Saved entries

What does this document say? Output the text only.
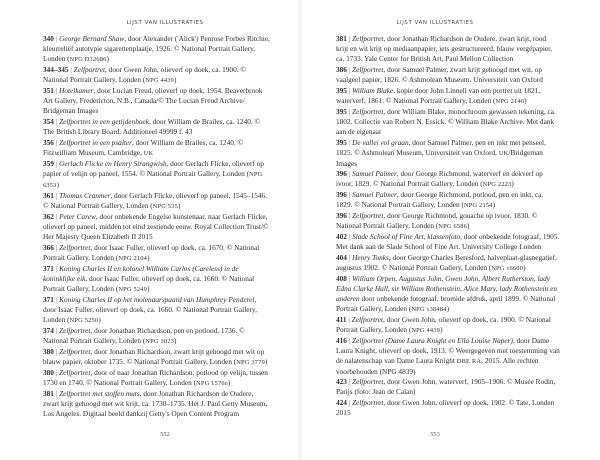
LIJST VAN ILLUSTRATIES

340 | George Bernard Shaw, door Alexander ('Alick') Penrose Forbes Ritchie, kleurreliëf autotypie sigarettenplaatje, 1926. © National Portrait Gallery, Londen (NPG D12686)

344–345 | Zelfportret, door Gwen John, olieverf op doek, ca. 1900. © National Portrait Gallery, Londen (NPG 4439)

351 | Hotelkamer, door Lucian Freud, olieverf op doek, 1954. Beaverbrook Art Gallery, Fredericton, N.B., Canada/© The Lucian Freud Archive/ Bridgeman Images

354 | Zelfportret in een getijdenboek, door William de Brailes, ca. 1240. © The British Library Board. Additioneel 49999 f. 43

356 | Zelfportret in een psalter, door William de Brailes, ca. 1240. © Fitzwilliam Museum, Cambridge, UK

359 | Gerlach Flicke en Henry Strangwish, door Gerlach Flicke, olieverf op papier of velijn op paneel, 1554. © National Portrait Gallery, Londen (NPG 6353)

361 | Thomas Cranmer, door Gerlach Flicke, olieverf op paneel, 1545–1546. © National Portrait Gallery, Londen (NPG 535)

362 | Peter Carew, door onbekende Engelse kunstenaar, naar Gerlach Flicke, olieverf op paneel, midden tot eind zestiende eeuw. Royal Collection Trust/© Her Majesty Queen Elizabeth II 2015

366 | Zelfportret, door Isaac Fuller, olieverf op doek, ca. 1670. © National Portrait Gallery, Londen (NPG 2104)

371 | Koning Charles II en kolonel William Carlos (Careless) in de koninklijke eik, door Isaac Fuller, olieverf op doek, ca. 1660. © National Portrait Gallery, Londen (NPG 5249)

371 | Koning Charles II op het molenaarspaard van Humphrey Penderel, door Isaac Fuller, olieverf op doek, ca. 1660. © National Portrait Gallery, Londen (NPG 5250)

374 | Zelfportret, door Jonathan Richardson, pen en potlood, 1736. © National Portrait Gallery, Londen (NPG 3023)

380 | Zelfportret, door Jonathan Richardson, zwart krijt gehoogd met wit op blauw papier, oktober 1735. © National Portrait Gallery, Londen (NPG 3779)

380 | Zelfportret, door of naar Jonathan Richardson, potlood op velijn, tussen 1730 en 1740. © National Portrait Gallery, Londen (NPG 1576d)

381 | Zelfportret met stoffen muts, door Jonathan Richardson de Oudere, zwart krijt gehoogd met wit krijt, ca. 1730–1735. Het J. Paul Getty Museum, Los Angeles. Digitaal beeld dankzij Getty's Open Content Program

552
LIJST VAN ILLUSTRATIES

381 | Zelfportret, door Jonathan Richardson de Oudere, zwart krijt, rood krijt en wit krijt op mediaanpapier, iets gestructureerd, blauw vergépapier, ca. 1733. Yale Center for British Art, Paul Mellon Collection

386 | Zelfportret, door Samuel Palmer, zwart krijt gehoogd met wit, op vaalgeel papier, 1826. © Ashmolean Museum, Universiteit van Oxford

395 | William Blake, kopie door John Linnell van een portret uit 1821, waterverf, 1861. © National Portrait Gallery, Londen (NPG 2146)

395 | Zelfportret, door William Blake, monochroom gewassen tekening, ca. 1802. Collectie van Robert N. Essick. © William Blake Archive. Met dank aan de eigenaar

395 | De vallei vol graan, door Samuel Palmer, pen en inkt met penseel, 1825. © Ashmolean Museum, Universiteit van Oxford, UK/Bridgeman Images

396 | Samuel Palmer, door George Richmond, waterverf en dekverf op ivoor, 1829. © National Portrait Gallery, Londen (NPG 2223)

396 | Samuel Palmer, door George Richmond, potlood, pen en inkt, ca. 1829. © National Portrait Gallery, Londen (NPG 2154)

396 | Zelfportret, door George Richmond, gouache op ivoor, 1830. © National Portrait Gallery, Londen (NPG 6586)

402 | Slade School of Fine Art, klassenfoto, door onbekende fotograaf, 1905. Met dank aan de Slade School of Fine Art. University College Londen

404 | Henry Tonks, door George Charles Beresford, halveplaat-glasnegatief, augustus 1902. © National Portrait Gallery, Londen (NPG x6600)

408 | William Orpen, Augustus John, Gwen John, Albert Rutherston, lady Edna Clarke Hall, sir William Rothenstein, Alice Mary, lady Rothenstein en anderen door onbekende fotograaf, bromide afdruk, april 1899. © National Portrait Gallery, Londen (NPG x38484)

411 | Zelfportret, door Gwen John, olieverf op doek, ca. 1900. © National Portrait Gallery, Londen (NPG 4439)

416 | Zelfportret (Dame Laura Knight en Ella Louise Naper), door Dame Laura Knight, olieverf op doek, 1913. © Weergegeven met toestemming van de nalatenschap van Dame Laura Knight DBE RA, 2015. Alle rechten voorbehouden (NPG 4839)

423 | Zelfportret, door Gwen John, waterverf, 1905–1906. © Musée Rodin, Parijs (foto: Jean de Calan)

424 | Zelfportret, door Gwen John, olieverf op doek, 1902. © Tate, Londen 2015

553
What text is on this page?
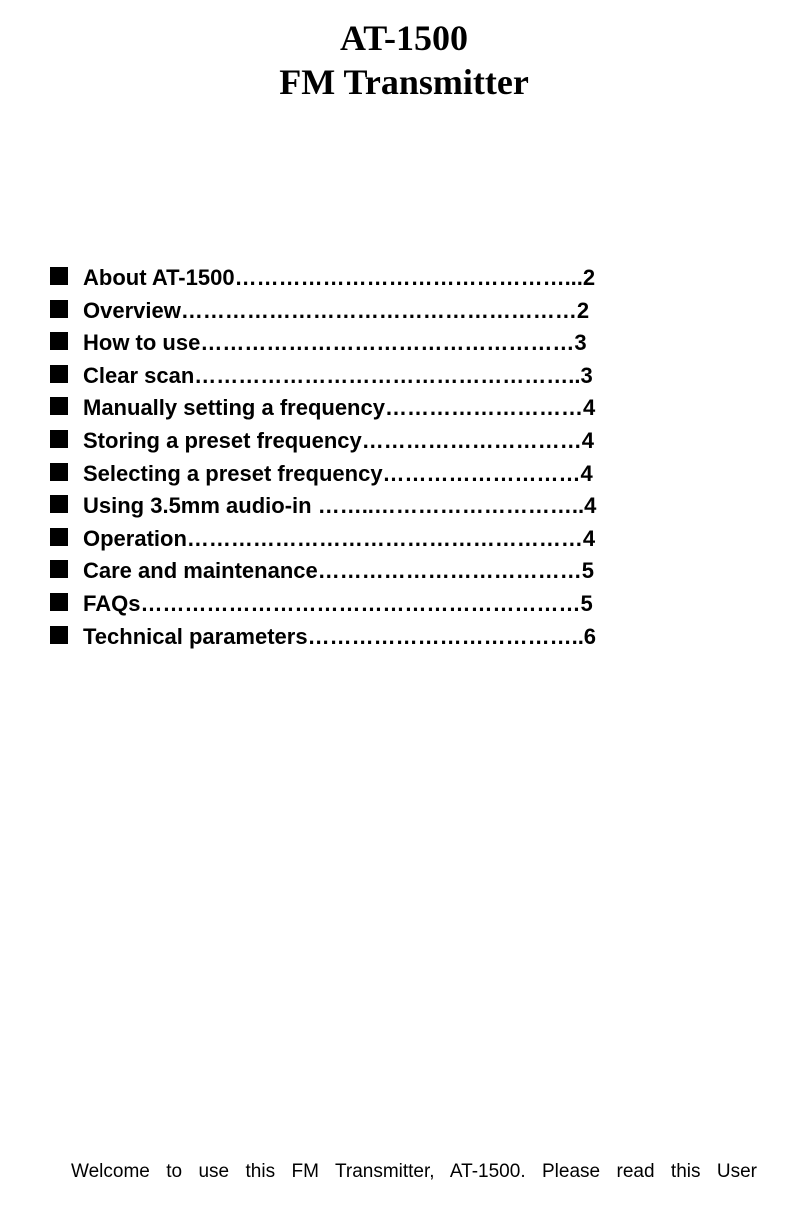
AT-1500
FM Transmitter
About AT-1500………………………………………...2
Overview………………………………………………2
How to use……………………………………………3
Clear scan……………………………………………..3
Manually setting a frequency………………………4
Storing a preset frequency…………………………4
Selecting a preset frequency………………………4
Using 3.5mm audio-in ……..………………………..4
Operation………………………………………………4
Care and maintenance………………………………5
FAQs……………………………………………………5
Technical parameters………………………………..6

Welcome to use this FM Transmitter, AT-1500. Please read this User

• **WHAT YOU WILL DO**
Each line that contains the string "zwart" counts once; say how many there are and nothing else.

• **WRITTEN ANSWER**
4